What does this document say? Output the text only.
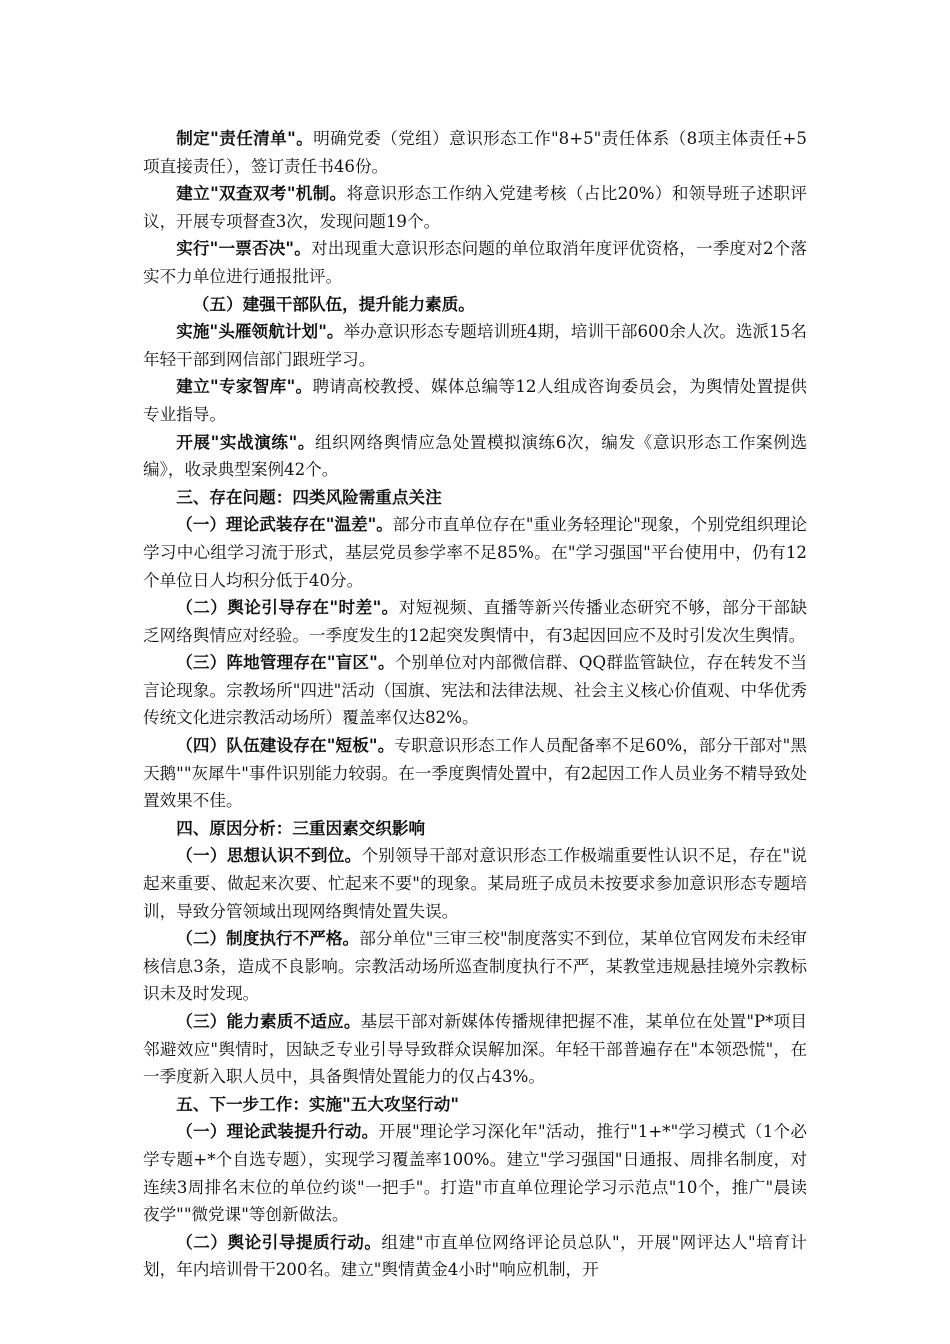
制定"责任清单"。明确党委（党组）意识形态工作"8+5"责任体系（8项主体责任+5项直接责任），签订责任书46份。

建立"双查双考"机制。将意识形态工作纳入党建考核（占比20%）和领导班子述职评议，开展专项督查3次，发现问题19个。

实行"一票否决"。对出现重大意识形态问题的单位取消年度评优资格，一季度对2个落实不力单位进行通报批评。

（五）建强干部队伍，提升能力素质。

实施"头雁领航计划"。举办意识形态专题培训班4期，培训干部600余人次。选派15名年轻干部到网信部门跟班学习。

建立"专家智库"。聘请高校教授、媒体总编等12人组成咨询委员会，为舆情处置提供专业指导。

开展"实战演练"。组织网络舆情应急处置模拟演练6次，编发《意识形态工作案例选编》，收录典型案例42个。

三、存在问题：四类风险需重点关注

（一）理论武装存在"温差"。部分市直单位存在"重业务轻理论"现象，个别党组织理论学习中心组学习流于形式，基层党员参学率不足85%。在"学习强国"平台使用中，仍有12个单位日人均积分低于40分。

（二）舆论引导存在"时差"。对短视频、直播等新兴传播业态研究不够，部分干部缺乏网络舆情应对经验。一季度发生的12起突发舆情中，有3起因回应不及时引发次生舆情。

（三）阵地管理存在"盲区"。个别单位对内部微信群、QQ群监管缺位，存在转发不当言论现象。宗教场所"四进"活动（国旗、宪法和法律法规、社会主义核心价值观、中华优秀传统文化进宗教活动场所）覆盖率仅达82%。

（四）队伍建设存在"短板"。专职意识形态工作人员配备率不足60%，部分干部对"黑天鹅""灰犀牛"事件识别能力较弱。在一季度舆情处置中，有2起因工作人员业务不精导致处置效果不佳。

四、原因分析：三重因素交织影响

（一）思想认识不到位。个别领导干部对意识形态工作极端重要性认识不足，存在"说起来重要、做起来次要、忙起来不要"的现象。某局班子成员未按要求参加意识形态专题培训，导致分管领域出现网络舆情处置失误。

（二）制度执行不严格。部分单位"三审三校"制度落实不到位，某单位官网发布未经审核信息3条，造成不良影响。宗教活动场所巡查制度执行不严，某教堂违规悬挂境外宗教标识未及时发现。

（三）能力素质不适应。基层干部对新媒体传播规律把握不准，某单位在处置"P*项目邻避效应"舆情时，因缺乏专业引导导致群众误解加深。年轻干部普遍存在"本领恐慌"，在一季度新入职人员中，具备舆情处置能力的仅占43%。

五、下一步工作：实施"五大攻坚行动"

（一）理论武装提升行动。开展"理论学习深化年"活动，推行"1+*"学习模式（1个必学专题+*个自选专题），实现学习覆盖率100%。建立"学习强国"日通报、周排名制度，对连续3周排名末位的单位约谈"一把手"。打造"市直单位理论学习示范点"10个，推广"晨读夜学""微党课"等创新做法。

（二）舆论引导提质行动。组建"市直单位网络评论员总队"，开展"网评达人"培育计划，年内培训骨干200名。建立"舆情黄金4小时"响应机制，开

• [What to work on] Transcribe every record above exactly, leaving out the pictures.

• [Solution]
What does this document say? Output the text only.
制定"责任清单"。明确党委（党组）意识形态工作"8+5"责任体系（8项主体责任+5项直接责任），签订责任书46份。

建立"双查双考"机制。将意识形态工作纳入党建考核（占比20%）和领导班子述职评议，开展专项督查3次，发现问题19个。

实行"一票否决"。对出现重大意识形态问题的单位取消年度评优资格，一季度对2个落实不力单位进行通报批评。

（五）建强干部队伍，提升能力素质。

实施"头雁领航计划"。举办意识形态专题培训班4期，培训干部600余人次。选派15名年轻干部到网信部门跟班学习。

建立"专家智库"。聘请高校教授、媒体总编等12人组成咨询委员会，为舆情处置提供专业指导。

开展"实战演练"。组织网络舆情应急处置模拟演练6次，编发《意识形态工作案例选编》，收录典型案例42个。

三、存在问题：四类风险需重点关注

（一）理论武装存在"温差"。部分市直单位存在"重业务轻理论"现象，个别党组织理论学习中心组学习流于形式，基层党员参学率不足85%。在"学习强国"平台使用中，仍有12个单位日人均积分低于40分。

（二）舆论引导存在"时差"。对短视频、直播等新兴传播业态研究不够，部分干部缺乏网络舆情应对经验。一季度发生的12起突发舆情中，有3起因回应不及时引发次生舆情。

（三）阵地管理存在"盲区"。个别单位对内部微信群、QQ群监管缺位，存在转发不当言论现象。宗教场所"四进"活动（国旗、宪法和法律法规、社会主义核心价值观、中华优秀传统文化进宗教活动场所）覆盖率仅达82%。

（四）队伍建设存在"短板"。专职意识形态工作人员配备率不足60%，部分干部对"黑天鹅""灰犀牛"事件识别能力较弱。在一季度舆情处置中，有2起因工作人员业务不精导致处置效果不佳。

四、原因分析：三重因素交织影响

（一）思想认识不到位。个别领导干部对意识形态工作极端重要性认识不足，存在"说起来重要、做起来次要、忙起来不要"的现象。某局班子成员未按要求参加意识形态专题培训，导致分管领域出现网络舆情处置失误。

（二）制度执行不严格。部分单位"三审三校"制度落实不到位，某单位官网发布未经审核信息3条，造成不良影响。宗教活动场所巡查制度执行不严，某教堂违规悬挂境外宗教标识未及时发现。

（三）能力素质不适应。基层干部对新媒体传播规律把握不准，某单位在处置"P*项目邻避效应"舆情时，因缺乏专业引导导致群众误解加深。年轻干部普遍存在"本领恐慌"，在一季度新入职人员中，具备舆情处置能力的仅占43%。

五、下一步工作：实施"五大攻坚行动"

（一）理论武装提升行动。开展"理论学习深化年"活动，推行"1+*"学习模式（1个必学专题+*个自选专题），实现学习覆盖率100%。建立"学习强国"日通报、周排名制度，对连续3周排名末位的单位约谈"一把手"。打造"市直单位理论学习示范点"10个，推广"晨读夜学""微党课"等创新做法。

（二）舆论引导提质行动。组建"市直单位网络评论员总队"，开展"网评达人"培育计划，年内培训骨干200名。建立"舆情黄金4小时"响应机制，开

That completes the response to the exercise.